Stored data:
════

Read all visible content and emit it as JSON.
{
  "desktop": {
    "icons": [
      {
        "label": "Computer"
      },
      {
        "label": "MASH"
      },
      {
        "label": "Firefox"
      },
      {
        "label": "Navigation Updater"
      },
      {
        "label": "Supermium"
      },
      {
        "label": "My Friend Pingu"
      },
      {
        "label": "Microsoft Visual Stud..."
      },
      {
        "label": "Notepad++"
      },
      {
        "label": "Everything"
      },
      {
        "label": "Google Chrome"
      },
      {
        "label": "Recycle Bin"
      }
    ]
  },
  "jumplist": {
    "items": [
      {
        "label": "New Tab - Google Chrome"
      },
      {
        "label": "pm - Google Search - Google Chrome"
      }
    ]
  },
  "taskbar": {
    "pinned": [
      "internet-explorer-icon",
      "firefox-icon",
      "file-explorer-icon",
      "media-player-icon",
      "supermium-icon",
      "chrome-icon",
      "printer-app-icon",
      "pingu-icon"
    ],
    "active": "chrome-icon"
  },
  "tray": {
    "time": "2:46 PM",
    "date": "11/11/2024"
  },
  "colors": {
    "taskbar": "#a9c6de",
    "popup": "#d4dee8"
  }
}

════

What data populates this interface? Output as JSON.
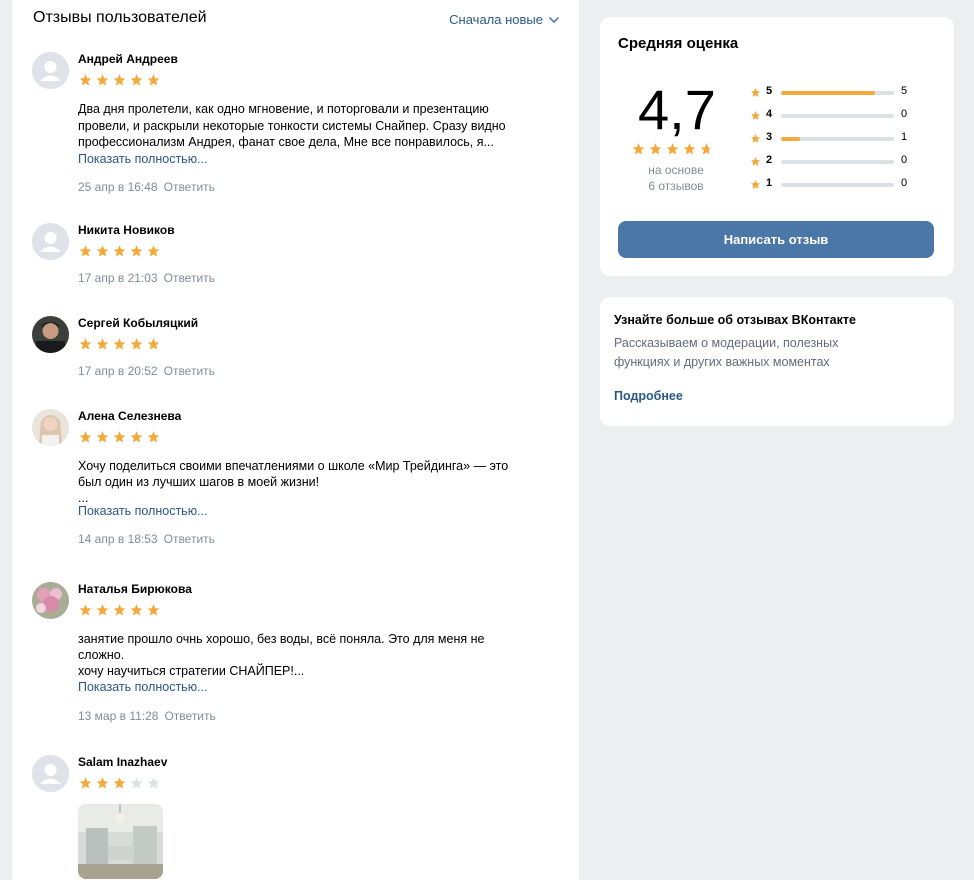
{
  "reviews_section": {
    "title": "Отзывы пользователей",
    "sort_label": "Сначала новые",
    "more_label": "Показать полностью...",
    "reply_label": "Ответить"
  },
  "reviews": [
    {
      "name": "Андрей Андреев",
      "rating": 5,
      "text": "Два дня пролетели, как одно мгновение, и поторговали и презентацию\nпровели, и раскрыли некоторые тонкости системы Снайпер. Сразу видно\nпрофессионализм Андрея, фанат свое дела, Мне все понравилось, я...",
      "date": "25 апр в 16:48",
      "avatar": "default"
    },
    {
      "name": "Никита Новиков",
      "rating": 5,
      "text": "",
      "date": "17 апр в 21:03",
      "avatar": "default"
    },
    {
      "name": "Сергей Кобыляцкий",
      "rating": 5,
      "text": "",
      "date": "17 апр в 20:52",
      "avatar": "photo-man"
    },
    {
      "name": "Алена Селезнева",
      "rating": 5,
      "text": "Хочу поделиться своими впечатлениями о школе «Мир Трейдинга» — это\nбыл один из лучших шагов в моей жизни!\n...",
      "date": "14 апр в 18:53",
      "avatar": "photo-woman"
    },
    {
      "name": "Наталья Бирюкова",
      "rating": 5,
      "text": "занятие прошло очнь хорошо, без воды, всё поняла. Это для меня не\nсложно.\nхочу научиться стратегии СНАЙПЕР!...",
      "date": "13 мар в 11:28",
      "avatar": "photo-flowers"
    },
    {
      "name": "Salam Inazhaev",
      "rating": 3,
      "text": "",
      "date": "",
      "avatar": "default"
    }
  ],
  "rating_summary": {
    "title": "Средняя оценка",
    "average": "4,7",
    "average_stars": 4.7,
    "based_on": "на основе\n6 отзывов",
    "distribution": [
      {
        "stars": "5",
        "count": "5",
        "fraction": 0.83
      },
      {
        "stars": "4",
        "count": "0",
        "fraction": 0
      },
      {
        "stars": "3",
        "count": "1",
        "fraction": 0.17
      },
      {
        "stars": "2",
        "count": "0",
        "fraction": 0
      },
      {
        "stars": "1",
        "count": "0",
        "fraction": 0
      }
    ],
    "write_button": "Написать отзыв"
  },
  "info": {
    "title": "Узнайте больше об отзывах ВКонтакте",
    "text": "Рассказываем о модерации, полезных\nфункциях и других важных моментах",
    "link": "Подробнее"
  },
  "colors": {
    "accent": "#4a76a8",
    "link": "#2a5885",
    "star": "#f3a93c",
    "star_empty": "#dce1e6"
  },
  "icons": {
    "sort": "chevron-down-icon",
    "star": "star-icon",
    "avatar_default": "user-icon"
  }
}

════

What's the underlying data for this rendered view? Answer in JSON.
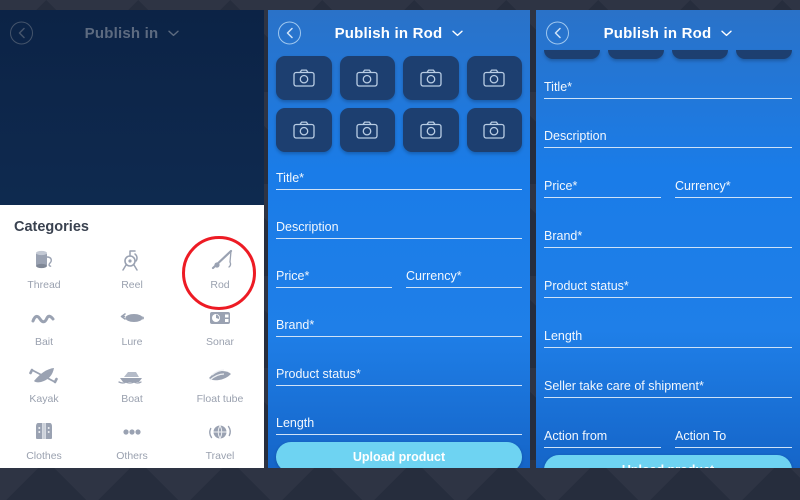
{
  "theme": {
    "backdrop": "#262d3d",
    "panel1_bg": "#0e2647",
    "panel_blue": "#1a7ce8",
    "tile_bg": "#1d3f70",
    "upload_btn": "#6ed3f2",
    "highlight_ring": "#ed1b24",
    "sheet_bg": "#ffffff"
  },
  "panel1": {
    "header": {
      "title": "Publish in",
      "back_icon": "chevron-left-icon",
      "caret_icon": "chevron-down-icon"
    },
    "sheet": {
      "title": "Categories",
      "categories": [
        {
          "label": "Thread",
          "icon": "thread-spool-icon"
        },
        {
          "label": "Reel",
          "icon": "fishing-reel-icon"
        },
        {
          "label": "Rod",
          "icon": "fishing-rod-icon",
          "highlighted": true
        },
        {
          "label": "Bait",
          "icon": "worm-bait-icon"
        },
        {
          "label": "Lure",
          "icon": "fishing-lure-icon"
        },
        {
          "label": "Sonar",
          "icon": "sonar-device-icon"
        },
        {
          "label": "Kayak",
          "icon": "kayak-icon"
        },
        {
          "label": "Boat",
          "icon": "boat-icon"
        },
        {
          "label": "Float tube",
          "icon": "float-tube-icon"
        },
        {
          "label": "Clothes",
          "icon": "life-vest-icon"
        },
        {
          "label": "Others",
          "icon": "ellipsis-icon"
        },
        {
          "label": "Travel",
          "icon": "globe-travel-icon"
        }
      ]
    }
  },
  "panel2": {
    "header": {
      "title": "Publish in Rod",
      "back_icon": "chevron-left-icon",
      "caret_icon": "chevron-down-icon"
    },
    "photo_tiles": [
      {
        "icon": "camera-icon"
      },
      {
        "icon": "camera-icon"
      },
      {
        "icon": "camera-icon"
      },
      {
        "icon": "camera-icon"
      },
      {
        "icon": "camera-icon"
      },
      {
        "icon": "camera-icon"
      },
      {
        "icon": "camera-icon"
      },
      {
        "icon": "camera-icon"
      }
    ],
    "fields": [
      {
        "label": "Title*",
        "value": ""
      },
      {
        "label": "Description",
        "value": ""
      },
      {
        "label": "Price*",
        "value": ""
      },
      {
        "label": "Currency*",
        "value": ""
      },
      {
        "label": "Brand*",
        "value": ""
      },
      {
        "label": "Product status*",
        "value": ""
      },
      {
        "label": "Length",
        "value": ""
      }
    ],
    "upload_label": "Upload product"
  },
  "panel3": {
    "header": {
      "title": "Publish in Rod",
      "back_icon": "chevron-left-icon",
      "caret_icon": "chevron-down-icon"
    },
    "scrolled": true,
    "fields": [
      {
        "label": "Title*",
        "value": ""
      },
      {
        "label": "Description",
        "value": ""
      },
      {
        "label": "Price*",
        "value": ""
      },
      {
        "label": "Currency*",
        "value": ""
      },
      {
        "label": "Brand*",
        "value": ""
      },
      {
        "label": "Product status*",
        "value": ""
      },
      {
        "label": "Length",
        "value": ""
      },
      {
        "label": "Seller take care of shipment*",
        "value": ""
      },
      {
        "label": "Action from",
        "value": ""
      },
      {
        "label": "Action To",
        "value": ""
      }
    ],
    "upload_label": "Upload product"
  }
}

════

→ **Problem**: From the listing, copy every line where the string "JSON" appears.

→ **Answer to the task**:
Read all visible content and emit it as JSON.
What data populates this interface? Output as JSON.
What's the underlying data for this rendered view? Answer in JSON.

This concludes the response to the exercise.